What is expected —
Copy each line containing the word "frost" from the records that follow, please.

+++ Exercise material

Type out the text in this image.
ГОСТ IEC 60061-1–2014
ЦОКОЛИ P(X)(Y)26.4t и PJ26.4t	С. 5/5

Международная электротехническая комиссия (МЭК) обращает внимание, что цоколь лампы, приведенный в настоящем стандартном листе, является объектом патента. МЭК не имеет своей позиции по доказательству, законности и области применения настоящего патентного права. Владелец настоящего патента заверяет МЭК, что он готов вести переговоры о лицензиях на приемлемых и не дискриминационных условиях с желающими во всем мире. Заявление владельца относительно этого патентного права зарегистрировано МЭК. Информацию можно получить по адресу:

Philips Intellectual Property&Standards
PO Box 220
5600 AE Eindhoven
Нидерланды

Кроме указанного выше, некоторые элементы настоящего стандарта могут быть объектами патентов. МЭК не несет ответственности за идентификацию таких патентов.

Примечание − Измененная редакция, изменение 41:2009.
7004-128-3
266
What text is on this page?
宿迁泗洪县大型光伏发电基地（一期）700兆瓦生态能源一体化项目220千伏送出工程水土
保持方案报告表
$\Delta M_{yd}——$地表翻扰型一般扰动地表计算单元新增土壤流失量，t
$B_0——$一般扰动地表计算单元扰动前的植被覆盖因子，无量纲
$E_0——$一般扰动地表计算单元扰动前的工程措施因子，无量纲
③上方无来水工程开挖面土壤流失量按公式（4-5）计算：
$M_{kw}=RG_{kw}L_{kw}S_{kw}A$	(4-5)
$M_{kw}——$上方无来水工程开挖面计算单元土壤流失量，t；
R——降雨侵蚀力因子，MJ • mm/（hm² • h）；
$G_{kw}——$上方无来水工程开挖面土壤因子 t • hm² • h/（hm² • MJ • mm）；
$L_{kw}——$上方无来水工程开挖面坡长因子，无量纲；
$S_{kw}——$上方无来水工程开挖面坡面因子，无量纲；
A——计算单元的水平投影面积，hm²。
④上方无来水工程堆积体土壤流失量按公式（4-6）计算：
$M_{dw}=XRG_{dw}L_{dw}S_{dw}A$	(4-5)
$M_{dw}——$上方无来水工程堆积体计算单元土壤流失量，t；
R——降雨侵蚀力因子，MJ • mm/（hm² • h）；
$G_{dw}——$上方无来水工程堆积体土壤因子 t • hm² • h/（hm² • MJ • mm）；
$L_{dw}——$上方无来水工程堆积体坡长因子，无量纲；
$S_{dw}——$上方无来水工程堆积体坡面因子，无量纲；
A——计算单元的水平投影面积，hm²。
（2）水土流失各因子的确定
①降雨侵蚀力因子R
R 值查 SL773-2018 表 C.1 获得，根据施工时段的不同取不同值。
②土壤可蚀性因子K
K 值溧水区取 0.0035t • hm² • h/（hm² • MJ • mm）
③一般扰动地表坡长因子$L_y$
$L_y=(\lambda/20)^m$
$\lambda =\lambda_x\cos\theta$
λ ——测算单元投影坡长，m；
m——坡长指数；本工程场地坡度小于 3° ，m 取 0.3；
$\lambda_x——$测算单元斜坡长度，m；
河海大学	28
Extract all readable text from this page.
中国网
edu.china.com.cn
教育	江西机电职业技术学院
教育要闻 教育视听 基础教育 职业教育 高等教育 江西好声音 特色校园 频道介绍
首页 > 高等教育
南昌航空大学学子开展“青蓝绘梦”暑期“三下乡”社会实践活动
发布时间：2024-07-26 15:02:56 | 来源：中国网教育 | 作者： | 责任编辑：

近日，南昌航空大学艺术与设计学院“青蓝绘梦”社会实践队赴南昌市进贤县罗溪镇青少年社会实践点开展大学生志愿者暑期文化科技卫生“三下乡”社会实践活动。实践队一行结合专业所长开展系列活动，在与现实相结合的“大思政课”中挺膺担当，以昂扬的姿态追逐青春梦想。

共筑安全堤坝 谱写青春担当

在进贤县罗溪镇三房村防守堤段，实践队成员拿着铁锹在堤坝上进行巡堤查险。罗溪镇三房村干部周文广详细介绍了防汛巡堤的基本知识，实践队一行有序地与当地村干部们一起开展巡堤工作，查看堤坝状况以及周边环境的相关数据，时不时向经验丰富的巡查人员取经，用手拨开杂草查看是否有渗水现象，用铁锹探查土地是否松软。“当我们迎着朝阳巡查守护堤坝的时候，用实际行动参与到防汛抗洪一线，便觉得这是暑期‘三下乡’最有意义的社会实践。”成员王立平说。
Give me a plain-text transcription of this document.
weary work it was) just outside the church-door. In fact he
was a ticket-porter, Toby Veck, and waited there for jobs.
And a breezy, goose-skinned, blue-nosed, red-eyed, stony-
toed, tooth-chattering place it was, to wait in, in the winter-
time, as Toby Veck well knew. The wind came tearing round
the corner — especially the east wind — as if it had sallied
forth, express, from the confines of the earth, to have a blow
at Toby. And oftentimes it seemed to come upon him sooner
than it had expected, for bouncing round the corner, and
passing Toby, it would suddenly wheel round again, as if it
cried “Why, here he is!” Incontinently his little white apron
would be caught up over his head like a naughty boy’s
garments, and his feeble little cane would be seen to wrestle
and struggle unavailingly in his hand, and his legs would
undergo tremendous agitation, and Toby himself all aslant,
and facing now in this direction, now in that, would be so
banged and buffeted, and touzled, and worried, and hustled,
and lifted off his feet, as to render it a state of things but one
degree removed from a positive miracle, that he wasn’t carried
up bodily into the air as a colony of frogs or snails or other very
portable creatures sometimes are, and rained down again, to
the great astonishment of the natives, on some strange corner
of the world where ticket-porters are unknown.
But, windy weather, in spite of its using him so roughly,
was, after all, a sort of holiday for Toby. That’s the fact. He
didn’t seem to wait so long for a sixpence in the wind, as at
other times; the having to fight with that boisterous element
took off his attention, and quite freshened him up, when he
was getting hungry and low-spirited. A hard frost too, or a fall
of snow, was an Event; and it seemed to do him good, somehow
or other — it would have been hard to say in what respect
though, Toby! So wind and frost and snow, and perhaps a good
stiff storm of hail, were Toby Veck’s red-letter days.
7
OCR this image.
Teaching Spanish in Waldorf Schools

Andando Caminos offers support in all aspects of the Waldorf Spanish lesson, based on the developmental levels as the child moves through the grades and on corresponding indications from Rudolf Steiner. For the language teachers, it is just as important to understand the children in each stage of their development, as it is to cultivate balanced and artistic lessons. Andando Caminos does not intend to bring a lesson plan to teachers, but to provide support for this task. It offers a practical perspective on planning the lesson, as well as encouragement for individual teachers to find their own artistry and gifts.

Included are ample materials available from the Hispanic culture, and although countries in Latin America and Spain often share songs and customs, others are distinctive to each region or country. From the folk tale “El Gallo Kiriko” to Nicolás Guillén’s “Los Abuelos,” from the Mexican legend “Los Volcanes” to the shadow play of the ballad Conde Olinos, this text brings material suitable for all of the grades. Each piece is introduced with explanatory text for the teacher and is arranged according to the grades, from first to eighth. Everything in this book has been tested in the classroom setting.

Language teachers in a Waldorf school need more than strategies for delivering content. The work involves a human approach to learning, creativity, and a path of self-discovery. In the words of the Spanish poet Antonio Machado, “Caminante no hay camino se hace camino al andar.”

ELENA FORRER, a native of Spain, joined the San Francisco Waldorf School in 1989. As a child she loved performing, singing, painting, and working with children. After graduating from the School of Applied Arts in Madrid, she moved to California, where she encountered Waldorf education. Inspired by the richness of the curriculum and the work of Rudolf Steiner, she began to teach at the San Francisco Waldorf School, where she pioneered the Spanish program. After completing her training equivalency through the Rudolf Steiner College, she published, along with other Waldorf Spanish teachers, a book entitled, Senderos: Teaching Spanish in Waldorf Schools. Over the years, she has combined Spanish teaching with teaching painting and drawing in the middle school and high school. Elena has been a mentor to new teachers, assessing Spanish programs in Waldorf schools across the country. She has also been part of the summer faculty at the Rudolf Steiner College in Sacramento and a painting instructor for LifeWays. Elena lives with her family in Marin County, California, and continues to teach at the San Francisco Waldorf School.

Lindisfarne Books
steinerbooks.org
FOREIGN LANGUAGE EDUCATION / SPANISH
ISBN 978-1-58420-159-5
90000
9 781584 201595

++++++

Solved problem —
was getting hungry and low-spirited. A hard frost too, or a fall
though, Toby! So wind and frost and snow, and perhaps a good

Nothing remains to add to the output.